◆ **Goal**
The records that follow are to be transcribed in full, without their images.

◆ **Data records**
※

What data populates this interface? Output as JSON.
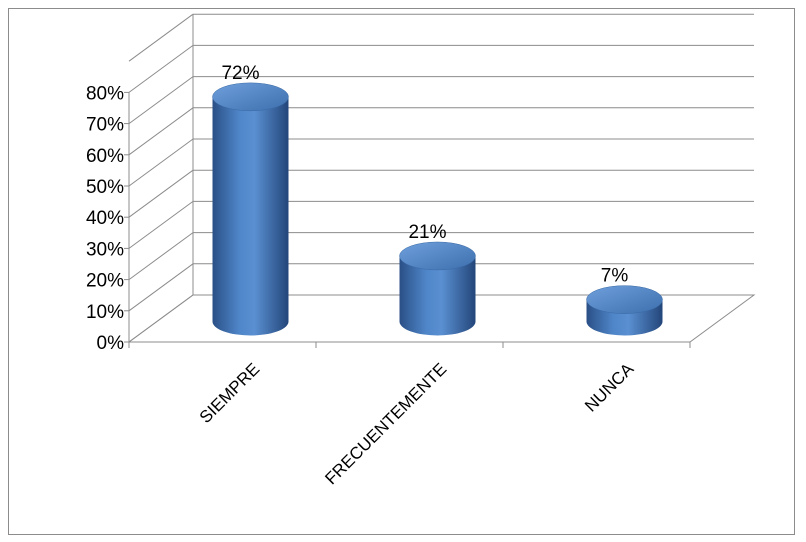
{
  "chart_data": {
    "type": "bar",
    "style": "3d-cylinder",
    "categories": [
      "SIEMPRE",
      "FRECUENTEMENTE",
      "NUNCA"
    ],
    "values": [
      72,
      21,
      7
    ],
    "data_labels": [
      "72%",
      "21%",
      "7%"
    ],
    "yticks": [
      "0%",
      "10%",
      "20%",
      "30%",
      "40%",
      "50%",
      "60%",
      "70%",
      "80%"
    ],
    "ylim": [
      0,
      80
    ],
    "grid": true,
    "legend": "none",
    "title": "",
    "xlabel": "",
    "ylabel": "",
    "bar_color": "#4a7ebb"
  }
}
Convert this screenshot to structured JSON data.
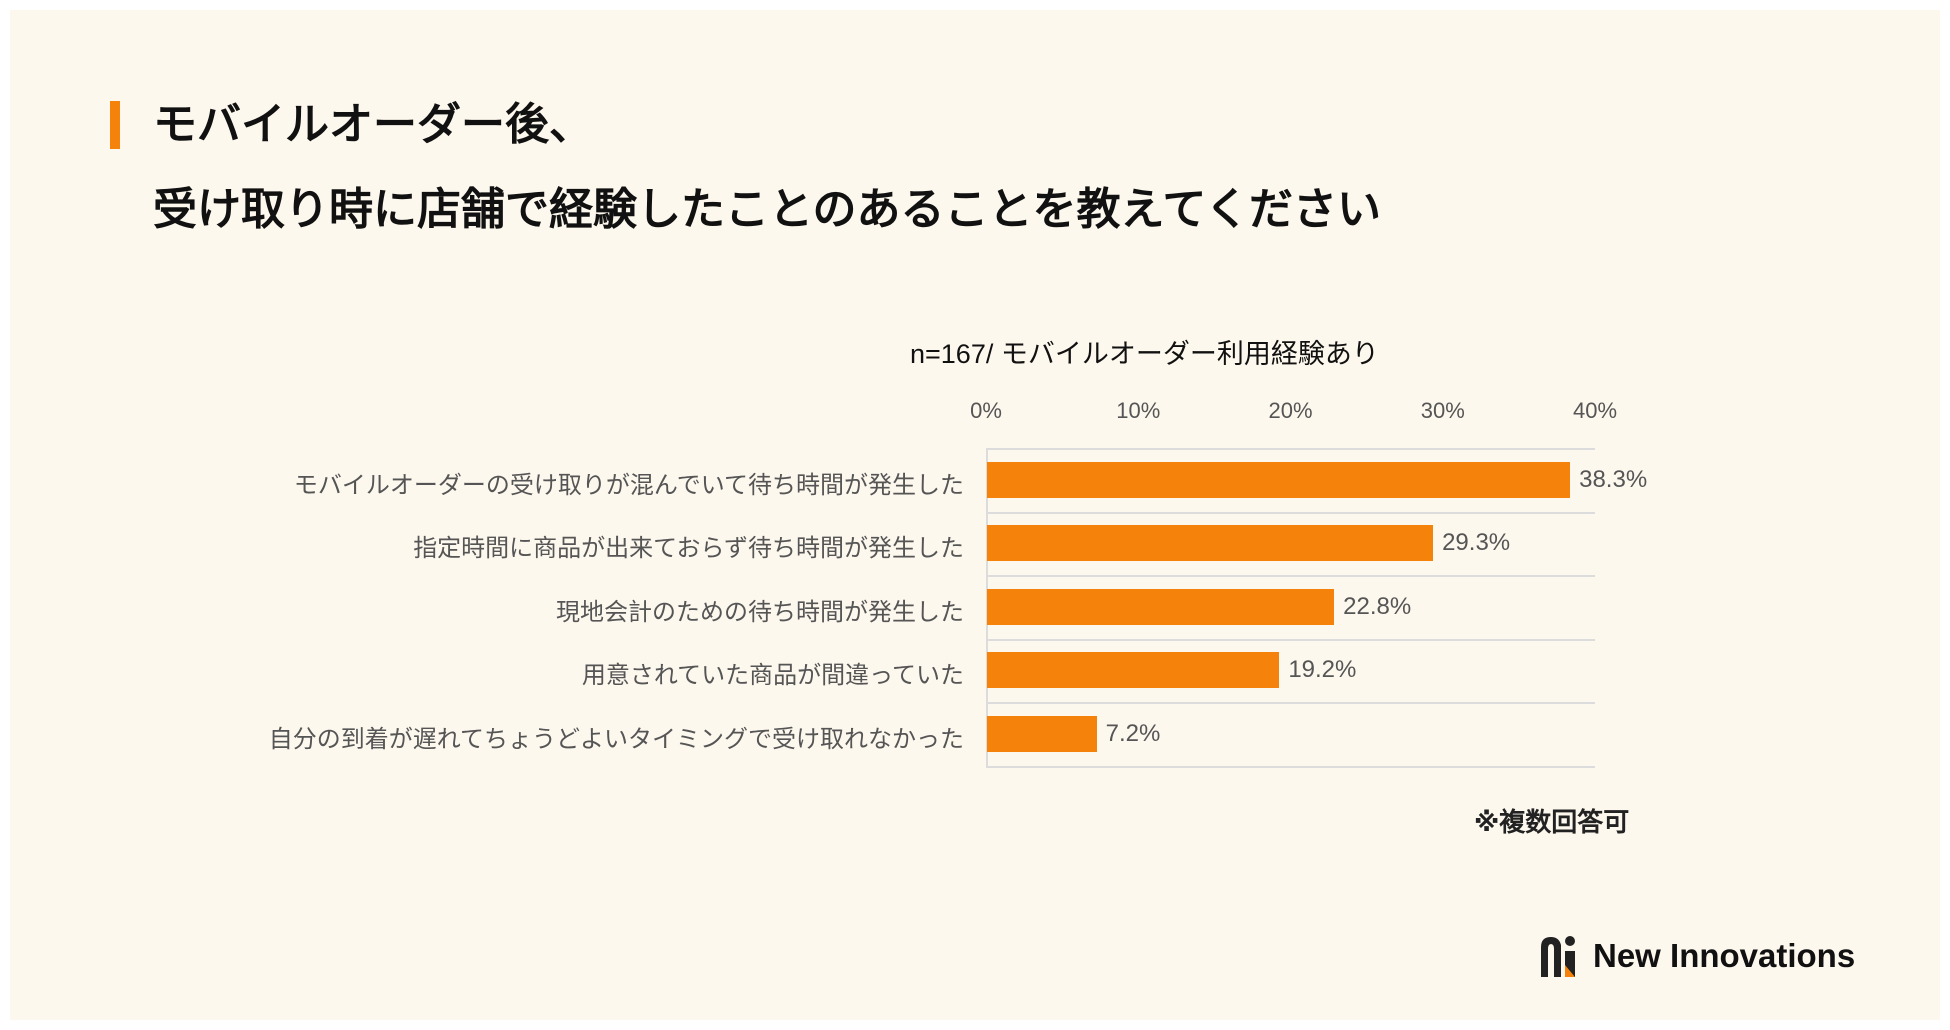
{
  "header": {
    "title_line1": "モバイルオーダー後、",
    "title_line2": "受け取り時に店舗で経験したことのあることを教えてください",
    "accent_color": "#f5820a"
  },
  "chart_data": {
    "type": "bar",
    "orientation": "horizontal",
    "title": "n=167/ モバイルオーダー利用経験あり",
    "categories": [
      "モバイルオーダーの受け取りが混んでいて待ち時間が発生した",
      "指定時間に商品が出来ておらず待ち時間が発生した",
      "現地会計のための待ち時間が発生した",
      "用意されていた商品が間違っていた",
      "自分の到着が遅れてちょうどよいタイミングで受け取れなかった"
    ],
    "values": [
      38.3,
      29.3,
      22.8,
      19.2,
      7.2
    ],
    "value_labels": [
      "38.3%",
      "29.3%",
      "22.8%",
      "19.2%",
      "7.2%"
    ],
    "xlim": [
      0,
      40
    ],
    "xticks": [
      "0%",
      "10%",
      "20%",
      "30%",
      "40%"
    ],
    "xlabel": "",
    "ylabel": "",
    "grid": true,
    "bar_color": "#f5820a",
    "note": "※複数回答可"
  },
  "brand": {
    "name": "New Innovations"
  }
}
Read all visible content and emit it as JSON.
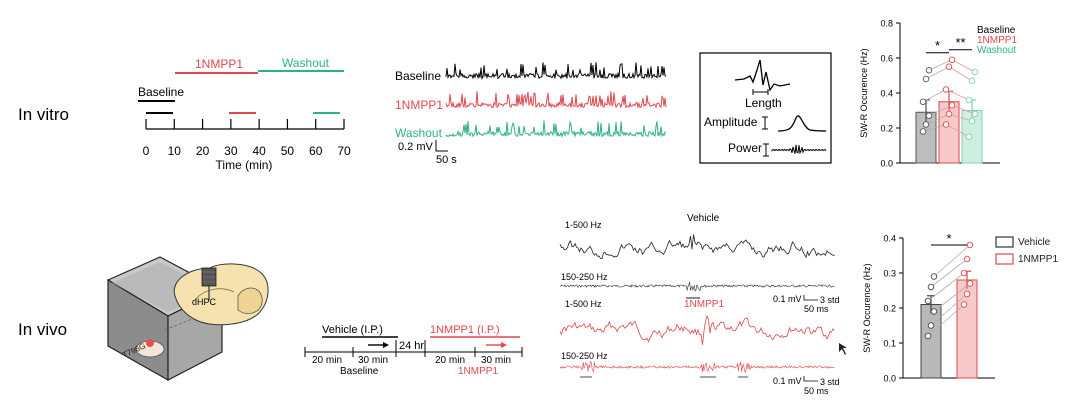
{
  "row_labels": {
    "vitro": "In vitro",
    "vivo": "In vivo"
  },
  "colors": {
    "baseline": "#000000",
    "drug": "#e0474c",
    "washout": "#2eb08a",
    "vehicle": "#333333",
    "bar_gray": "#bdbdbd",
    "bar_pink": "#f8c9c9",
    "bar_green": "#cfeee2"
  },
  "timeline": {
    "phase_labels": {
      "drug": "1NMPP1",
      "washout": "Washout",
      "baseline": "Baseline"
    },
    "ticks": [
      "0",
      "10",
      "20",
      "30",
      "40",
      "50",
      "60",
      "70"
    ],
    "xlabel": "Time (min)"
  },
  "traces_vitro": {
    "labels": [
      "Baseline",
      "1NMPP1",
      "Washout"
    ],
    "scale_y": "0.2 mV",
    "scale_x": "50 s"
  },
  "inset": {
    "length": "Length",
    "amplitude": "Amplitude",
    "power": "Power"
  },
  "protocol": {
    "vehicle": "Vehicle (I.P.)",
    "drug": "1NMPP1 (I.P.)",
    "gap": "24 hr",
    "durations": [
      "20 min",
      "30 min",
      "20 min",
      "30 min"
    ],
    "sublabels": {
      "baseline": "Baseline",
      "drug": "1NMPP1"
    }
  },
  "mouse_diagram": {
    "region": "dHPC",
    "strain": "T796G"
  },
  "traces_vivo": {
    "band_labels": [
      "1-500 Hz",
      "150-250 Hz",
      "1-500 Hz",
      "150-250 Hz"
    ],
    "condition_labels": {
      "vehicle": "Vehicle",
      "drug": "1NMPP1"
    },
    "scale_labels": [
      "0.1 mV",
      "3 std",
      "50 ms",
      "0.1 mV",
      "3 std",
      "50 ms"
    ]
  },
  "chart_data": [
    {
      "type": "bar",
      "ylabel": "SW-R Occurence (Hz)",
      "yticks": [
        "0.0",
        "0.2",
        "0.4",
        "0.6",
        "0.8"
      ],
      "ylim": [
        0,
        0.8
      ],
      "categories": [
        "Baseline",
        "1NMPP1",
        "Washout"
      ],
      "values": [
        0.29,
        0.35,
        0.3
      ],
      "errors": [
        0.07,
        0.06,
        0.06
      ],
      "legend": [
        "Baseline",
        "1NMPP1",
        "Washout"
      ],
      "legend_position": "top-right",
      "significance": [
        "*",
        "**"
      ],
      "individual_points": [
        [
          0.18,
          0.22,
          0.27,
          0.35,
          0.48,
          0.53
        ],
        [
          0.22,
          0.28,
          0.33,
          0.42,
          0.55,
          0.59
        ],
        [
          0.15,
          0.24,
          0.28,
          0.36,
          0.47,
          0.52
        ]
      ]
    },
    {
      "type": "bar",
      "ylabel": "SW-R  Occurence (Hz)",
      "yticks": [
        "0.0",
        "0.1",
        "0.2",
        "0.3",
        "0.4"
      ],
      "ylim": [
        0,
        0.4
      ],
      "categories": [
        "Vehicle",
        "1NMPP1"
      ],
      "values": [
        0.21,
        0.28
      ],
      "errors": [
        0.025,
        0.025
      ],
      "legend": [
        "Vehicle",
        "1NMPP1"
      ],
      "legend_position": "top-right",
      "significance": [
        "*"
      ],
      "individual_points": [
        [
          0.12,
          0.15,
          0.19,
          0.22,
          0.26,
          0.29
        ],
        [
          0.21,
          0.24,
          0.27,
          0.3,
          0.34,
          0.38
        ]
      ]
    }
  ]
}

※

◆ **Exercise result**
What data populates this interface? Output as JSON.
{
  "chart_data": {
    "type": "bar",
    "style": "3d-cylinder",
    "categories": [
      "SIEMPRE",
      "FRECUENTEMENTE",
      "NUNCA"
    ],
    "values": [
      72,
      21,
      7
    ],
    "data_labels": [
      "72%",
      "21%",
      "7%"
    ],
    "yticks": [
      "0%",
      "10%",
      "20%",
      "30%",
      "40%",
      "50%",
      "60%",
      "70%",
      "80%"
    ],
    "ylim": [
      0,
      80
    ],
    "grid": true,
    "legend": "none",
    "title": "",
    "xlabel": "",
    "ylabel": "",
    "bar_color": "#4a7ebb"
  }
}
Convert this screenshot to structured JSON data.
{
  "header": {
    "title_line1": "モバイルオーダー後、",
    "title_line2": "受け取り時に店舗で経験したことのあることを教えてください",
    "accent_color": "#f5820a"
  },
  "chart_data": {
    "type": "bar",
    "orientation": "horizontal",
    "title": "n=167/ モバイルオーダー利用経験あり",
    "categories": [
      "モバイルオーダーの受け取りが混んでいて待ち時間が発生した",
      "指定時間に商品が出来ておらず待ち時間が発生した",
      "現地会計のための待ち時間が発生した",
      "用意されていた商品が間違っていた",
      "自分の到着が遅れてちょうどよいタイミングで受け取れなかった"
    ],
    "values": [
      38.3,
      29.3,
      22.8,
      19.2,
      7.2
    ],
    "value_labels": [
      "38.3%",
      "29.3%",
      "22.8%",
      "19.2%",
      "7.2%"
    ],
    "xlim": [
      0,
      40
    ],
    "xticks": [
      "0%",
      "10%",
      "20%",
      "30%",
      "40%"
    ],
    "xlabel": "",
    "ylabel": "",
    "grid": true,
    "bar_color": "#f5820a",
    "note": "※複数回答可"
  },
  "brand": {
    "name": "New Innovations"
  }
}
Read all visible content and emit it as JSON.
{
  "row_labels": {
    "vitro": "In vitro",
    "vivo": "In vivo"
  },
  "colors": {
    "baseline": "#000000",
    "drug": "#e0474c",
    "washout": "#2eb08a",
    "vehicle": "#333333",
    "bar_gray": "#bdbdbd",
    "bar_pink": "#f8c9c9",
    "bar_green": "#cfeee2"
  },
  "timeline": {
    "phase_labels": {
      "drug": "1NMPP1",
      "washout": "Washout",
      "baseline": "Baseline"
    },
    "ticks": [
      "0",
      "10",
      "20",
      "30",
      "40",
      "50",
      "60",
      "70"
    ],
    "xlabel": "Time (min)"
  },
  "traces_vitro": {
    "labels": [
      "Baseline",
      "1NMPP1",
      "Washout"
    ],
    "scale_y": "0.2 mV",
    "scale_x": "50 s"
  },
  "inset": {
    "length": "Length",
    "amplitude": "Amplitude",
    "power": "Power"
  },
  "protocol": {
    "vehicle": "Vehicle (I.P.)",
    "drug": "1NMPP1 (I.P.)",
    "gap": "24 hr",
    "durations": [
      "20 min",
      "30 min",
      "20 min",
      "30 min"
    ],
    "sublabels": {
      "baseline": "Baseline",
      "drug": "1NMPP1"
    }
  },
  "mouse_diagram": {
    "region": "dHPC",
    "strain": "T796G"
  },
  "traces_vivo": {
    "band_labels": [
      "1-500 Hz",
      "150-250 Hz",
      "1-500 Hz",
      "150-250 Hz"
    ],
    "condition_labels": {
      "vehicle": "Vehicle",
      "drug": "1NMPP1"
    },
    "scale_labels": [
      "0.1 mV",
      "3 std",
      "50 ms",
      "0.1 mV",
      "3 std",
      "50 ms"
    ]
  },
  "chart_data": [
    {
      "type": "bar",
      "ylabel": "SW-R Occurence (Hz)",
      "yticks": [
        "0.0",
        "0.2",
        "0.4",
        "0.6",
        "0.8"
      ],
      "ylim": [
        0,
        0.8
      ],
      "categories": [
        "Baseline",
        "1NMPP1",
        "Washout"
      ],
      "values": [
        0.29,
        0.35,
        0.3
      ],
      "errors": [
        0.07,
        0.06,
        0.06
      ],
      "legend": [
        "Baseline",
        "1NMPP1",
        "Washout"
      ],
      "legend_position": "top-right",
      "significance": [
        "*",
        "**"
      ],
      "individual_points": [
        [
          0.18,
          0.22,
          0.27,
          0.35,
          0.48,
          0.53
        ],
        [
          0.22,
          0.28,
          0.33,
          0.42,
          0.55,
          0.59
        ],
        [
          0.15,
          0.24,
          0.28,
          0.36,
          0.47,
          0.52
        ]
      ]
    },
    {
      "type": "bar",
      "ylabel": "SW-R  Occurence (Hz)",
      "yticks": [
        "0.0",
        "0.1",
        "0.2",
        "0.3",
        "0.4"
      ],
      "ylim": [
        0,
        0.4
      ],
      "categories": [
        "Vehicle",
        "1NMPP1"
      ],
      "values": [
        0.21,
        0.28
      ],
      "errors": [
        0.025,
        0.025
      ],
      "legend": [
        "Vehicle",
        "1NMPP1"
      ],
      "legend_position": "top-right",
      "significance": [
        "*"
      ],
      "individual_points": [
        [
          0.12,
          0.15,
          0.19,
          0.22,
          0.26,
          0.29
        ],
        [
          0.21,
          0.24,
          0.27,
          0.3,
          0.34,
          0.38
        ]
      ]
    }
  ]
}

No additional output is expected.